Data records

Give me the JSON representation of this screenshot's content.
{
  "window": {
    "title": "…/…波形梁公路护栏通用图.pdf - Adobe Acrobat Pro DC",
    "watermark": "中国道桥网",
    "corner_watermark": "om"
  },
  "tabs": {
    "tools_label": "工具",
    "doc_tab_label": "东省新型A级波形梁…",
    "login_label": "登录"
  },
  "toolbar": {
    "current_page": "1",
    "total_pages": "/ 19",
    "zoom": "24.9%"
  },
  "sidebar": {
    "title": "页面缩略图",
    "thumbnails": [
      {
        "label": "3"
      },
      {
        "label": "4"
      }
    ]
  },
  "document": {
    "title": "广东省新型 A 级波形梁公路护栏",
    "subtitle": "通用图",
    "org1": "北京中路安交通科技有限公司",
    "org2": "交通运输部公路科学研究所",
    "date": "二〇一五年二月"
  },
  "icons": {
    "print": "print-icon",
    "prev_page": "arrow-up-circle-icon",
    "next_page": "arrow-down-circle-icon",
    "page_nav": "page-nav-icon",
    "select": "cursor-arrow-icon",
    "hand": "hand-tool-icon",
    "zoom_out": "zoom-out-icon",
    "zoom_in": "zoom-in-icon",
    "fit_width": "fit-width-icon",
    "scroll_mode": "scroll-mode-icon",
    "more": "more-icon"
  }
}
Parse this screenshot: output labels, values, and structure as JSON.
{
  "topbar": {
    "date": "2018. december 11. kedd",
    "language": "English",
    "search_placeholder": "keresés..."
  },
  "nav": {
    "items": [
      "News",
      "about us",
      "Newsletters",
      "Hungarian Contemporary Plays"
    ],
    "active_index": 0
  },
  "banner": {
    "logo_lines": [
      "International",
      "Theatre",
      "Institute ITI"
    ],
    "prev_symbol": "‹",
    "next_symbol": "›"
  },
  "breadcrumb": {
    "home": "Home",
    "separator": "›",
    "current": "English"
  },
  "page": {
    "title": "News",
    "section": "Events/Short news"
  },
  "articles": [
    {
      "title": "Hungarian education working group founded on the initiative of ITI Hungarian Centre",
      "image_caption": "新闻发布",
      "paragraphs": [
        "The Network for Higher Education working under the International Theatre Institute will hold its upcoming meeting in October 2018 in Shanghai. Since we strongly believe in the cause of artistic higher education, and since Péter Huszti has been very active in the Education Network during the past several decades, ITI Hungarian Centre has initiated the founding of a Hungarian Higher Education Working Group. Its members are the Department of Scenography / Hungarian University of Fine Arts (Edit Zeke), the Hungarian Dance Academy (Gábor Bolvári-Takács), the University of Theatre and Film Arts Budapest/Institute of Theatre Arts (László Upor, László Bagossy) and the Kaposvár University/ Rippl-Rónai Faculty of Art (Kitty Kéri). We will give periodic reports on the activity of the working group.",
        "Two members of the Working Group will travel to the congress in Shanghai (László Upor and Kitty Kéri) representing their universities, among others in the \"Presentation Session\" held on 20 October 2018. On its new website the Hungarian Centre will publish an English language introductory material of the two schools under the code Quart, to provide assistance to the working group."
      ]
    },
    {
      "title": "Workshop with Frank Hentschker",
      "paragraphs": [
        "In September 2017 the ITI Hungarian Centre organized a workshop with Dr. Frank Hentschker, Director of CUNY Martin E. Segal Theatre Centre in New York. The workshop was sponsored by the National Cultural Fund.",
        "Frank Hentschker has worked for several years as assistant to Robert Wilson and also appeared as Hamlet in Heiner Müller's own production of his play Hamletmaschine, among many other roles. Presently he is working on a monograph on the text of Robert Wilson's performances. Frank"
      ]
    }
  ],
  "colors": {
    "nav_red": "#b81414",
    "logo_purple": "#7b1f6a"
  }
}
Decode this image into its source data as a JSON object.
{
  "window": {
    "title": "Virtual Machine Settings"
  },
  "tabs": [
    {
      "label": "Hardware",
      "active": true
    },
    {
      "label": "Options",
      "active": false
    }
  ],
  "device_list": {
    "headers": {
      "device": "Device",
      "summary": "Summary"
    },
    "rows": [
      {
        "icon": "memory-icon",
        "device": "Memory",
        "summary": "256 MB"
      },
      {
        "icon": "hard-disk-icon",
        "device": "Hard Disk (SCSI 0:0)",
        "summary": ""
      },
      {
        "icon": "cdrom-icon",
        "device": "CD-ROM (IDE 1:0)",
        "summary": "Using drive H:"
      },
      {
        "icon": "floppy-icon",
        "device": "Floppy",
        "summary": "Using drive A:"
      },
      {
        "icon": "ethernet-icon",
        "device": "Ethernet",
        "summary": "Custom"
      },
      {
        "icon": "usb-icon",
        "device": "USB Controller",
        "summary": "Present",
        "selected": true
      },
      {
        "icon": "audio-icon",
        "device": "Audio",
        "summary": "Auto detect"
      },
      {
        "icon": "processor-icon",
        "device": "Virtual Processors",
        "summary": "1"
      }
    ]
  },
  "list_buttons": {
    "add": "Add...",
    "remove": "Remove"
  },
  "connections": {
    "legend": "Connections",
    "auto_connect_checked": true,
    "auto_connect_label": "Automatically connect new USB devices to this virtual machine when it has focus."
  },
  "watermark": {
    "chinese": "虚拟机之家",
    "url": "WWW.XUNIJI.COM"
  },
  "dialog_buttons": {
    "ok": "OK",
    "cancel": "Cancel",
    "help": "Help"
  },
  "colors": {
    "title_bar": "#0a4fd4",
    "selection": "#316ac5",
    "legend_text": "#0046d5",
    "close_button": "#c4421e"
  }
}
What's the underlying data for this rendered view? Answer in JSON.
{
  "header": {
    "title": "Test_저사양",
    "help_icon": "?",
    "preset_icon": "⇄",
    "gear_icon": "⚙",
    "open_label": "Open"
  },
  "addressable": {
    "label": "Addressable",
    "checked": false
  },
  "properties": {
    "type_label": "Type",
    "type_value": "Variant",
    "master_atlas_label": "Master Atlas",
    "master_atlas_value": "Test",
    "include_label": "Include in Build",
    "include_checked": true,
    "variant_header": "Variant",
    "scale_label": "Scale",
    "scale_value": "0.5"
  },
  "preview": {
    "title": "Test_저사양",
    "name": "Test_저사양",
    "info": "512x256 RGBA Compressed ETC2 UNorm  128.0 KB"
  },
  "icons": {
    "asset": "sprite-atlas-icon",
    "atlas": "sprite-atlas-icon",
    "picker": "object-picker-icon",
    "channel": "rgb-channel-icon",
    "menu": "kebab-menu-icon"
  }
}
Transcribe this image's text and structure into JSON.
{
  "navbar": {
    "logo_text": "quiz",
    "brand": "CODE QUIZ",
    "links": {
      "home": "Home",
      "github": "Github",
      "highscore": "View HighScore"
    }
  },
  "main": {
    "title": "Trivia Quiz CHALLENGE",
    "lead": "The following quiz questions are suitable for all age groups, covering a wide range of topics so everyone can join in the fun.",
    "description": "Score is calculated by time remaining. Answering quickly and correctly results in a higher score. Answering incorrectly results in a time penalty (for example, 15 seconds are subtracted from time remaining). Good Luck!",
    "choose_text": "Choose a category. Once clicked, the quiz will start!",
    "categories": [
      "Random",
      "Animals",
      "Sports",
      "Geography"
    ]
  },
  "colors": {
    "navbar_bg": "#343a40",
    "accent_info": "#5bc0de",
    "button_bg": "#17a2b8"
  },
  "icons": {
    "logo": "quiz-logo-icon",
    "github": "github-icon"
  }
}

• Brief: Faithfully copy every entry, leaving nothing out.

• Reply to the exercise:
Give me the JSON representation of this screenshot's content.
{
  "window": {
    "title": "…/…波形梁公路护栏通用图.pdf - Adobe Acrobat Pro DC",
    "watermark": "中国道桥网",
    "corner_watermark": "om"
  },
  "tabs": {
    "tools_label": "工具",
    "doc_tab_label": "东省新型A级波形梁…",
    "login_label": "登录"
  },
  "toolbar": {
    "current_page": "1",
    "total_pages": "/ 19",
    "zoom": "24.9%"
  },
  "sidebar": {
    "title": "页面缩略图",
    "thumbnails": [
      {
        "label": "3"
      },
      {
        "label": "4"
      }
    ]
  },
  "document": {
    "title": "广东省新型 A 级波形梁公路护栏",
    "subtitle": "通用图",
    "org1": "北京中路安交通科技有限公司",
    "org2": "交通运输部公路科学研究所",
    "date": "二〇一五年二月"
  },
  "icons": {
    "print": "print-icon",
    "prev_page": "arrow-up-circle-icon",
    "next_page": "arrow-down-circle-icon",
    "page_nav": "page-nav-icon",
    "select": "cursor-arrow-icon",
    "hand": "hand-tool-icon",
    "zoom_out": "zoom-out-icon",
    "zoom_in": "zoom-in-icon",
    "fit_width": "fit-width-icon",
    "scroll_mode": "scroll-mode-icon",
    "more": "more-icon"
  }
}
Parse this screenshot: output labels, values, and structure as JSON.
{
  "topbar": {
    "date": "2018. december 11. kedd",
    "language": "English",
    "search_placeholder": "keresés..."
  },
  "nav": {
    "items": [
      "News",
      "about us",
      "Newsletters",
      "Hungarian Contemporary Plays"
    ],
    "active_index": 0
  },
  "banner": {
    "logo_lines": [
      "International",
      "Theatre",
      "Institute ITI"
    ],
    "prev_symbol": "‹",
    "next_symbol": "›"
  },
  "breadcrumb": {
    "home": "Home",
    "separator": "›",
    "current": "English"
  },
  "page": {
    "title": "News",
    "section": "Events/Short news"
  },
  "articles": [
    {
      "title": "Hungarian education working group founded on the initiative of ITI Hungarian Centre",
      "image_caption": "新闻发布",
      "paragraphs": [
        "The Network for Higher Education working under the International Theatre Institute will hold its upcoming meeting in October 2018 in Shanghai. Since we strongly believe in the cause of artistic higher education, and since Péter Huszti has been very active in the Education Network during the past several decades, ITI Hungarian Centre has initiated the founding of a Hungarian Higher Education Working Group. Its members are the Department of Scenography / Hungarian University of Fine Arts (Edit Zeke), the Hungarian Dance Academy (Gábor Bolvári-Takács), the University of Theatre and Film Arts Budapest/Institute of Theatre Arts (László Upor, László Bagossy) and the Kaposvár University/ Rippl-Rónai Faculty of Art (Kitty Kéri). We will give periodic reports on the activity of the working group.",
        "Two members of the Working Group will travel to the congress in Shanghai (László Upor and Kitty Kéri) representing their universities, among others in the \"Presentation Session\" held on 20 October 2018. On its new website the Hungarian Centre will publish an English language introductory material of the two schools under the code Quart, to provide assistance to the working group."
      ]
    },
    {
      "title": "Workshop with Frank Hentschker",
      "paragraphs": [
        "In September 2017 the ITI Hungarian Centre organized a workshop with Dr. Frank Hentschker, Director of CUNY Martin E. Segal Theatre Centre in New York. The workshop was sponsored by the National Cultural Fund.",
        "Frank Hentschker has worked for several years as assistant to Robert Wilson and also appeared as Hamlet in Heiner Müller's own production of his play Hamletmaschine, among many other roles. Presently he is working on a monograph on the text of Robert Wilson's performances. Frank"
      ]
    }
  ],
  "colors": {
    "nav_red": "#b81414",
    "logo_purple": "#7b1f6a"
  }
}
Decode this image into its source data as a JSON object.
{
  "window": {
    "title": "Virtual Machine Settings"
  },
  "tabs": [
    {
      "label": "Hardware",
      "active": true
    },
    {
      "label": "Options",
      "active": false
    }
  ],
  "device_list": {
    "headers": {
      "device": "Device",
      "summary": "Summary"
    },
    "rows": [
      {
        "icon": "memory-icon",
        "device": "Memory",
        "summary": "256 MB"
      },
      {
        "icon": "hard-disk-icon",
        "device": "Hard Disk (SCSI 0:0)",
        "summary": ""
      },
      {
        "icon": "cdrom-icon",
        "device": "CD-ROM (IDE 1:0)",
        "summary": "Using drive H:"
      },
      {
        "icon": "floppy-icon",
        "device": "Floppy",
        "summary": "Using drive A:"
      },
      {
        "icon": "ethernet-icon",
        "device": "Ethernet",
        "summary": "Custom"
      },
      {
        "icon": "usb-icon",
        "device": "USB Controller",
        "summary": "Present",
        "selected": true
      },
      {
        "icon": "audio-icon",
        "device": "Audio",
        "summary": "Auto detect"
      },
      {
        "icon": "processor-icon",
        "device": "Virtual Processors",
        "summary": "1"
      }
    ]
  },
  "list_buttons": {
    "add": "Add...",
    "remove": "Remove"
  },
  "connections": {
    "legend": "Connections",
    "auto_connect_checked": true,
    "auto_connect_label": "Automatically connect new USB devices to this virtual machine when it has focus."
  },
  "watermark": {
    "chinese": "虚拟机之家",
    "url": "WWW.XUNIJI.COM"
  },
  "dialog_buttons": {
    "ok": "OK",
    "cancel": "Cancel",
    "help": "Help"
  },
  "colors": {
    "title_bar": "#0a4fd4",
    "selection": "#316ac5",
    "legend_text": "#0046d5",
    "close_button": "#c4421e"
  }
}
What's the underlying data for this rendered view? Answer in JSON.
{
  "header": {
    "title": "Test_저사양",
    "help_icon": "?",
    "preset_icon": "⇄",
    "gear_icon": "⚙",
    "open_label": "Open"
  },
  "addressable": {
    "label": "Addressable",
    "checked": false
  },
  "properties": {
    "type_label": "Type",
    "type_value": "Variant",
    "master_atlas_label": "Master Atlas",
    "master_atlas_value": "Test",
    "include_label": "Include in Build",
    "include_checked": true,
    "variant_header": "Variant",
    "scale_label": "Scale",
    "scale_value": "0.5"
  },
  "preview": {
    "title": "Test_저사양",
    "name": "Test_저사양",
    "info": "512x256 RGBA Compressed ETC2 UNorm  128.0 KB"
  },
  "icons": {
    "asset": "sprite-atlas-icon",
    "atlas": "sprite-atlas-icon",
    "picker": "object-picker-icon",
    "channel": "rgb-channel-icon",
    "menu": "kebab-menu-icon"
  }
}
Transcribe this image's text and structure into JSON.
{
  "navbar": {
    "logo_text": "quiz",
    "brand": "CODE QUIZ",
    "links": {
      "home": "Home",
      "github": "Github",
      "highscore": "View HighScore"
    }
  },
  "main": {
    "title": "Trivia Quiz CHALLENGE",
    "lead": "The following quiz questions are suitable for all age groups, covering a wide range of topics so everyone can join in the fun.",
    "description": "Score is calculated by time remaining. Answering quickly and correctly results in a higher score. Answering incorrectly results in a time penalty (for example, 15 seconds are subtracted from time remaining). Good Luck!",
    "choose_text": "Choose a category. Once clicked, the quiz will start!",
    "categories": [
      "Random",
      "Animals",
      "Sports",
      "Geography"
    ]
  },
  "colors": {
    "navbar_bg": "#343a40",
    "accent_info": "#5bc0de",
    "button_bg": "#17a2b8"
  },
  "icons": {
    "logo": "quiz-logo-icon",
    "github": "github-icon"
  }
}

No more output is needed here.